» Task prompt
Below are the records; locate each line with the word "document" and copy it.

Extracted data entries
----

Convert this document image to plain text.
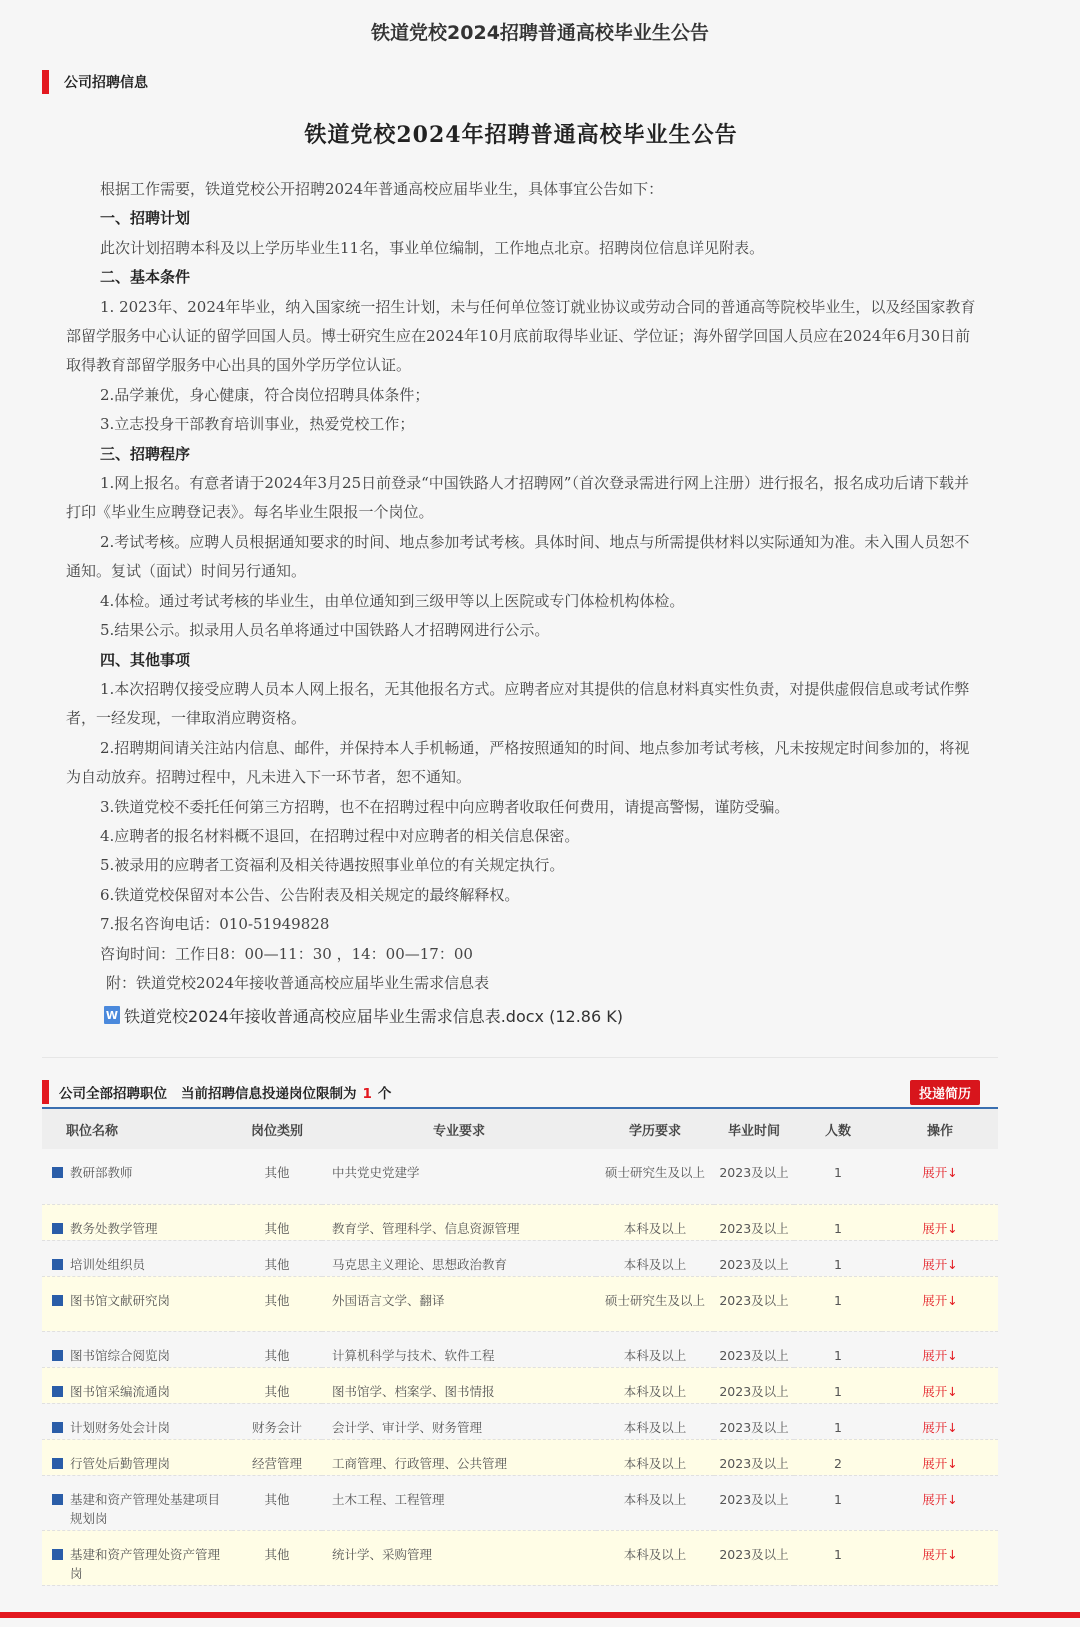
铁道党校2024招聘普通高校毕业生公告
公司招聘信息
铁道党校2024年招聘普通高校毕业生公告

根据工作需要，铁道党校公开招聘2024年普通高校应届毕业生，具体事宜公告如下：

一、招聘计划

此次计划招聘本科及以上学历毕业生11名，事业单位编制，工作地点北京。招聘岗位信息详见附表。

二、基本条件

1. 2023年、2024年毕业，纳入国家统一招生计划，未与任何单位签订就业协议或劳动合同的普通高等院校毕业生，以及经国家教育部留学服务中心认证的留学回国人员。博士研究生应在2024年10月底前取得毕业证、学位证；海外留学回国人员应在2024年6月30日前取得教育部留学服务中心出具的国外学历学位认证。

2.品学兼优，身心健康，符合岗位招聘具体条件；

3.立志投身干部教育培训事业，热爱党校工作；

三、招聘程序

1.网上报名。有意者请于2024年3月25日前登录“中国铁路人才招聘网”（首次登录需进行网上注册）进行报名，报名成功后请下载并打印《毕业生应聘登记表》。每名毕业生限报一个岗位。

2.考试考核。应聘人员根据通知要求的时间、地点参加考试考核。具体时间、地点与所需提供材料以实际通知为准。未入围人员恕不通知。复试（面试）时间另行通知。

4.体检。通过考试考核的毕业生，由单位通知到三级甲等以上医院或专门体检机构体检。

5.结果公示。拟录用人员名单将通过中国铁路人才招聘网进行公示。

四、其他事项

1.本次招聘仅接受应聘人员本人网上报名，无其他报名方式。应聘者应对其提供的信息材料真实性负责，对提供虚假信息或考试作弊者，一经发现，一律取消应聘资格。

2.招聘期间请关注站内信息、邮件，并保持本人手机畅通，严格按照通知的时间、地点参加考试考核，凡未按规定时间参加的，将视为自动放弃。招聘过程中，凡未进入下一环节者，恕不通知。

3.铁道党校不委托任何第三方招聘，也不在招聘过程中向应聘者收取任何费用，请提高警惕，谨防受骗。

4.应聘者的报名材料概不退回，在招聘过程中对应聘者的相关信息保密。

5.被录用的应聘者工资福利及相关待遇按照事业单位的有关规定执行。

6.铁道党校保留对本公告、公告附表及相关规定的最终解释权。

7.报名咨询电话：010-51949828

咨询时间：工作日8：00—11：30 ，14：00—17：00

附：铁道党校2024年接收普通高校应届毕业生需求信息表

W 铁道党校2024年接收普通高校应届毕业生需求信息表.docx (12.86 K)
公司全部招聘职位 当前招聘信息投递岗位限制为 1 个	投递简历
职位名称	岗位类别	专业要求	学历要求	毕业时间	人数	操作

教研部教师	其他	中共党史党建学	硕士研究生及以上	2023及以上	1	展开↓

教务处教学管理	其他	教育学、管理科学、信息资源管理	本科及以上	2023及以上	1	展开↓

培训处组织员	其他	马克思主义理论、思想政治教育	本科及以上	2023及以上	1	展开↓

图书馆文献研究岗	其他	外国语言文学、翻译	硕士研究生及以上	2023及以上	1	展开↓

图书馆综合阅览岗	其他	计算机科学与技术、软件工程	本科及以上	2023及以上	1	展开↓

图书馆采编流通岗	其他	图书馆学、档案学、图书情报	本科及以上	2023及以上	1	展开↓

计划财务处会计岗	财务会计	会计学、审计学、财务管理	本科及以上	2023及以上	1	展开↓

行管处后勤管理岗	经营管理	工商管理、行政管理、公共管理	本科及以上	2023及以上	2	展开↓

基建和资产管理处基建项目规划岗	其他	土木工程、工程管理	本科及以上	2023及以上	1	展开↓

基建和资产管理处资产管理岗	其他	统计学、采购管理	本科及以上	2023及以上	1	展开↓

----

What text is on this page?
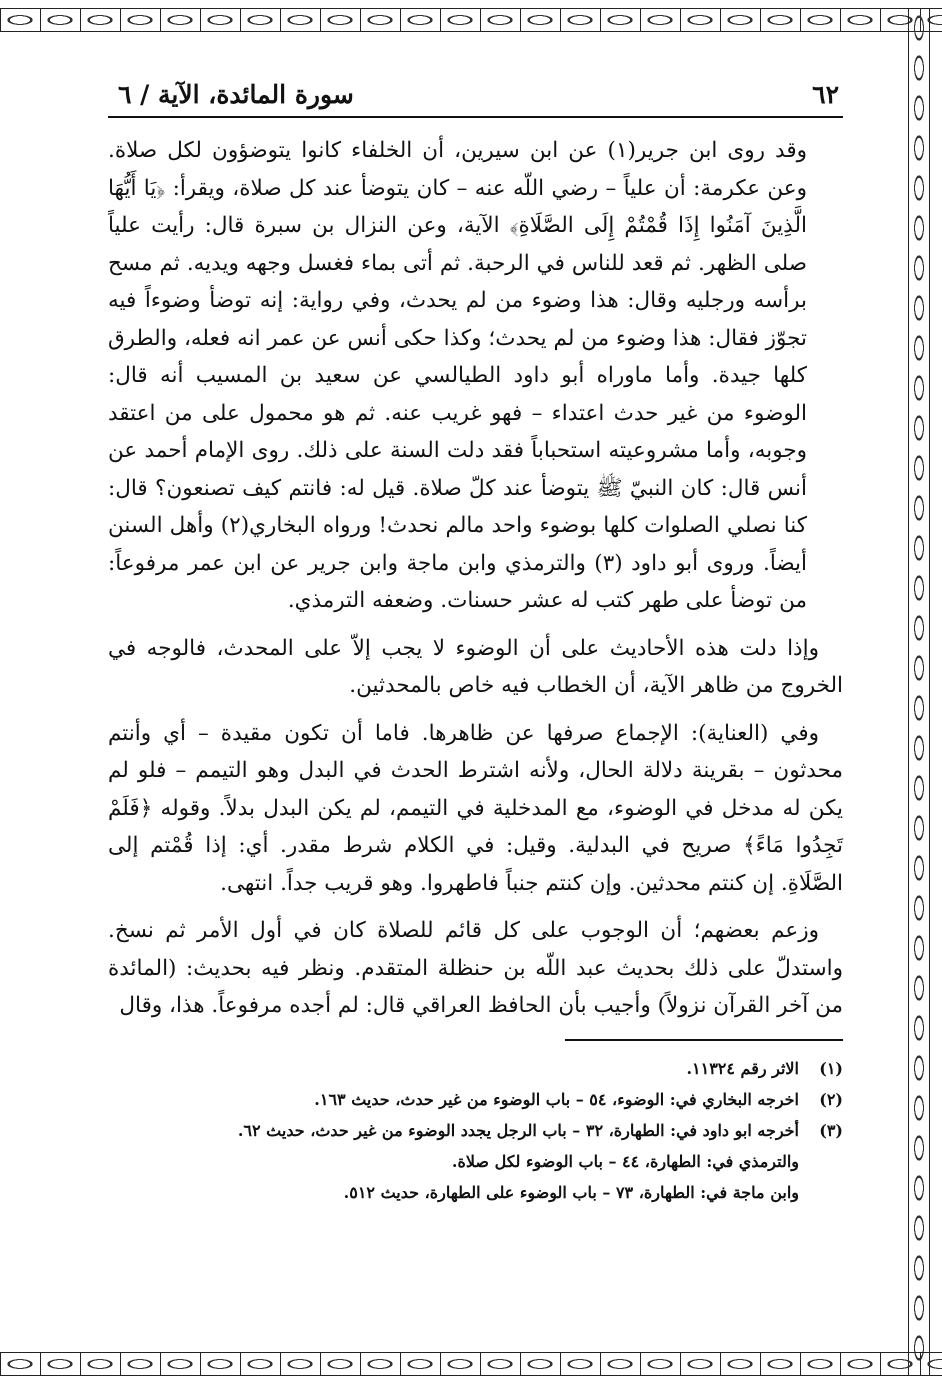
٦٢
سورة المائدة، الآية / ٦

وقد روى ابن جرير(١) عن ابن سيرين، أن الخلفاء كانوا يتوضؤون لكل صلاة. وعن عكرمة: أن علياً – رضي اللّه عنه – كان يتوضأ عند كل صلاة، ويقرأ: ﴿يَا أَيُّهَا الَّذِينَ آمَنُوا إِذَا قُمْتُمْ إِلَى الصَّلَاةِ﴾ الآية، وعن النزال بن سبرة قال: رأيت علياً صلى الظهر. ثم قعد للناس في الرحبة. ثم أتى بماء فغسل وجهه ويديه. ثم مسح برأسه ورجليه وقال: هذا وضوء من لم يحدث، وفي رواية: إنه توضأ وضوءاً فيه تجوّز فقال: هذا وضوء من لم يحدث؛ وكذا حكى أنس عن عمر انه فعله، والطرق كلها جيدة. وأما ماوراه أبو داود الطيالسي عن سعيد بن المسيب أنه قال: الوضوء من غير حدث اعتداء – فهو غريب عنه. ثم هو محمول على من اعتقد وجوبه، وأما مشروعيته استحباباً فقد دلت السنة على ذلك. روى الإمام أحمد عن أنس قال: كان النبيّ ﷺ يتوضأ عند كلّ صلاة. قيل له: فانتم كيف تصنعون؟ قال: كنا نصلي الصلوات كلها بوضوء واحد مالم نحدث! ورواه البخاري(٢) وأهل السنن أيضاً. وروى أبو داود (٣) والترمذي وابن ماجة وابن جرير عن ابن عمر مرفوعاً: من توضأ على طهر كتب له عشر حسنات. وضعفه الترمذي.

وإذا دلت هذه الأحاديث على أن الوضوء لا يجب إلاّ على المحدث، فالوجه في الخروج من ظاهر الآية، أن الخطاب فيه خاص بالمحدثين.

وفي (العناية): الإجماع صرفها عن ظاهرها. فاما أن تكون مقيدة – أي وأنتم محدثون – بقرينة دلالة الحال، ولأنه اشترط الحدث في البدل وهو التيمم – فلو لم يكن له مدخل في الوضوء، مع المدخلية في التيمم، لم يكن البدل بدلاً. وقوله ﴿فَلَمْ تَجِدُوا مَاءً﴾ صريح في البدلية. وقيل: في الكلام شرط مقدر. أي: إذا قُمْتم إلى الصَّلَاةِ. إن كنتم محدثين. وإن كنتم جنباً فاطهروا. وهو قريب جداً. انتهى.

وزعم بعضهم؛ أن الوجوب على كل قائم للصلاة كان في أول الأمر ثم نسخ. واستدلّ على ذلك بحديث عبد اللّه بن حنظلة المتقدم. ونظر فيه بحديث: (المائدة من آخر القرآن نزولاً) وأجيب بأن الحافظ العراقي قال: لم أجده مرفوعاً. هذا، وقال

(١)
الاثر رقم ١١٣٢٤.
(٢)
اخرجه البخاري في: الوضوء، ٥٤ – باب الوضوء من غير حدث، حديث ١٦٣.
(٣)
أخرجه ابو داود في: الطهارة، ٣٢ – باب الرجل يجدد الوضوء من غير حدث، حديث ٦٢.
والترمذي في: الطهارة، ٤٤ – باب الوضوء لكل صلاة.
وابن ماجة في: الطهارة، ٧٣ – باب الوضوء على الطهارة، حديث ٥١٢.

----

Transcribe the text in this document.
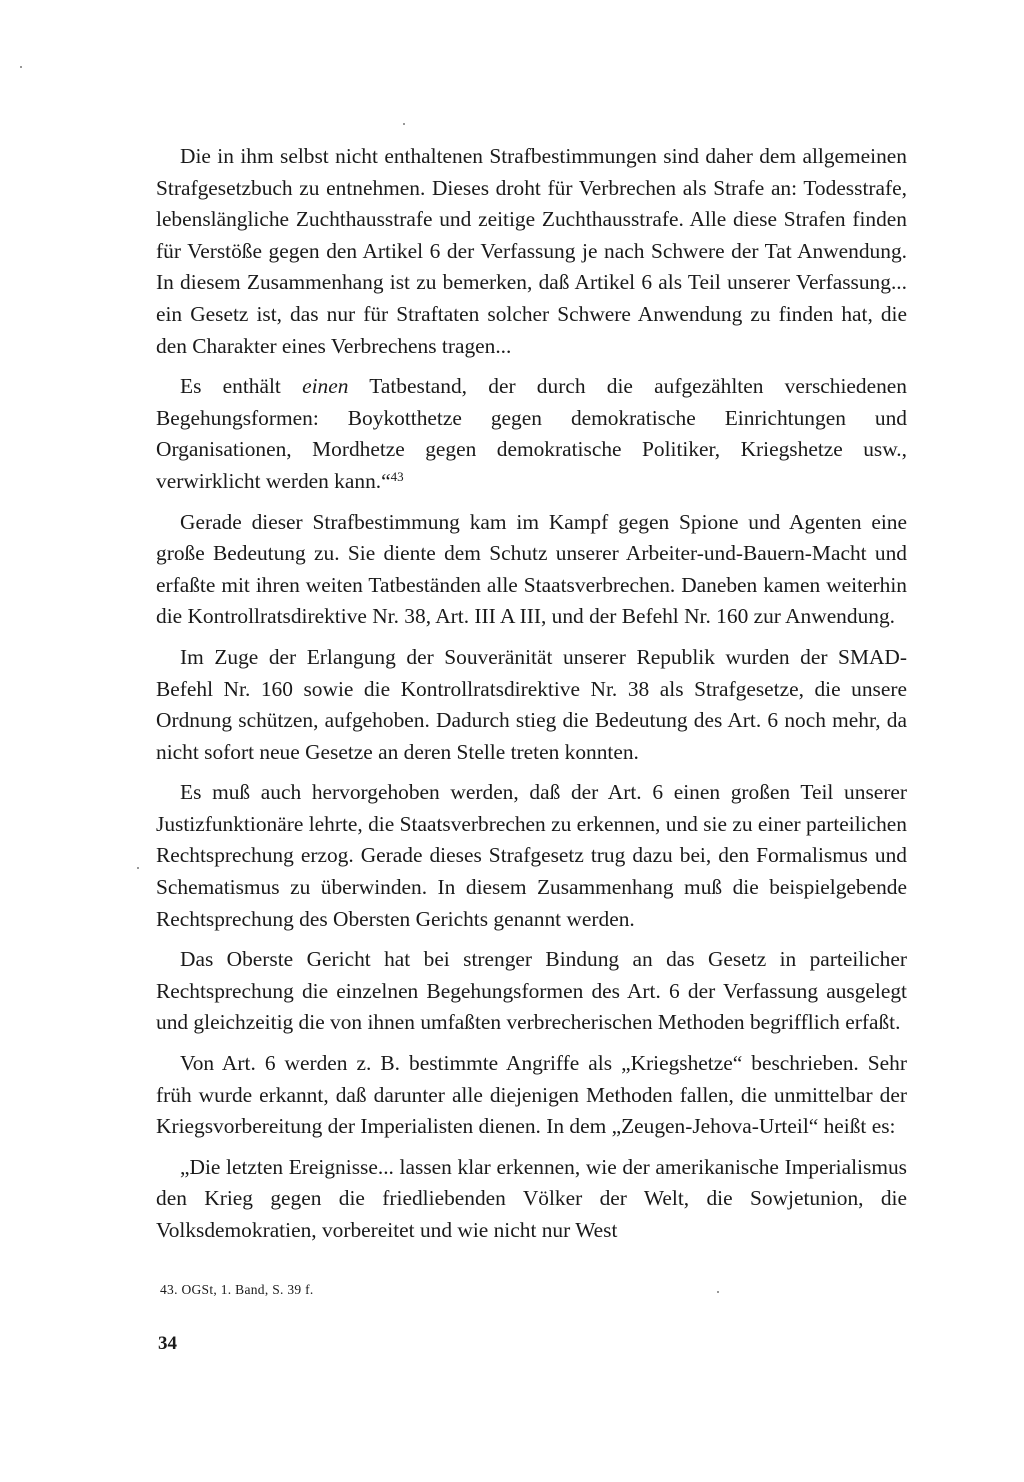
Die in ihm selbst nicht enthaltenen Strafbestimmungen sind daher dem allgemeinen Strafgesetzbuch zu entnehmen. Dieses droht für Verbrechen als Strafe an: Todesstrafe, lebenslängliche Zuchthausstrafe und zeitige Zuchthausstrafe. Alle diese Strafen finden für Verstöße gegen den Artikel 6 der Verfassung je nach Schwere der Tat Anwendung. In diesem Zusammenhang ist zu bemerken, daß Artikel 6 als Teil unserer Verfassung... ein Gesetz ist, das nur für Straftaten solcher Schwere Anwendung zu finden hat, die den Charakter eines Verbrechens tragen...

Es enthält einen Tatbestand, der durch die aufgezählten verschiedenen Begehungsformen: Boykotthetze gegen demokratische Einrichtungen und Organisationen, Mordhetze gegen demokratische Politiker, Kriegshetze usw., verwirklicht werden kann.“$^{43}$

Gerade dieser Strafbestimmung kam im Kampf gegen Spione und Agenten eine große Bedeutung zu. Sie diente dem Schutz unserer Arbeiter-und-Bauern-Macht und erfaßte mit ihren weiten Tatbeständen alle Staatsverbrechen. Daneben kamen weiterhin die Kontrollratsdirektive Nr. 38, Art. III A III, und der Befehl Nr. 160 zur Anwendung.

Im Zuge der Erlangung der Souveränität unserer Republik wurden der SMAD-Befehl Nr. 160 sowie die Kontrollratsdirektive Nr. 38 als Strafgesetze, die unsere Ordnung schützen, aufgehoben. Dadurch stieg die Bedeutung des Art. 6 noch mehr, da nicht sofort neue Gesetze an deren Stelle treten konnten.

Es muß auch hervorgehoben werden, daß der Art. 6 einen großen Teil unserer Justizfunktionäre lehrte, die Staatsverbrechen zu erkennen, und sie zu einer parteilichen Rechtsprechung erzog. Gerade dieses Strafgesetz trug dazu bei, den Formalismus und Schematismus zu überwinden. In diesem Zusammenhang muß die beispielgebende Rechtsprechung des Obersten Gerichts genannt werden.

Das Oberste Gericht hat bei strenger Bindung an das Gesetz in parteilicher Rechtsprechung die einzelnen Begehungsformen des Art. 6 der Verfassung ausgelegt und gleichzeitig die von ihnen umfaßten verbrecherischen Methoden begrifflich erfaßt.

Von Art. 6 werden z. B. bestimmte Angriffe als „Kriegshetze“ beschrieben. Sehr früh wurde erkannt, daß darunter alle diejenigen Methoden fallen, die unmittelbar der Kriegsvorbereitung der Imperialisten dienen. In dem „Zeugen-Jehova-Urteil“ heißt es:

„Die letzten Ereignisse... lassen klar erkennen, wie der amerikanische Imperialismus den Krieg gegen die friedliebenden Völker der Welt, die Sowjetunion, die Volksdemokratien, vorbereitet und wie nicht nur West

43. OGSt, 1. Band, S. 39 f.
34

----

» Result
Convert this document image to plain text.
Transcribe the text in this document.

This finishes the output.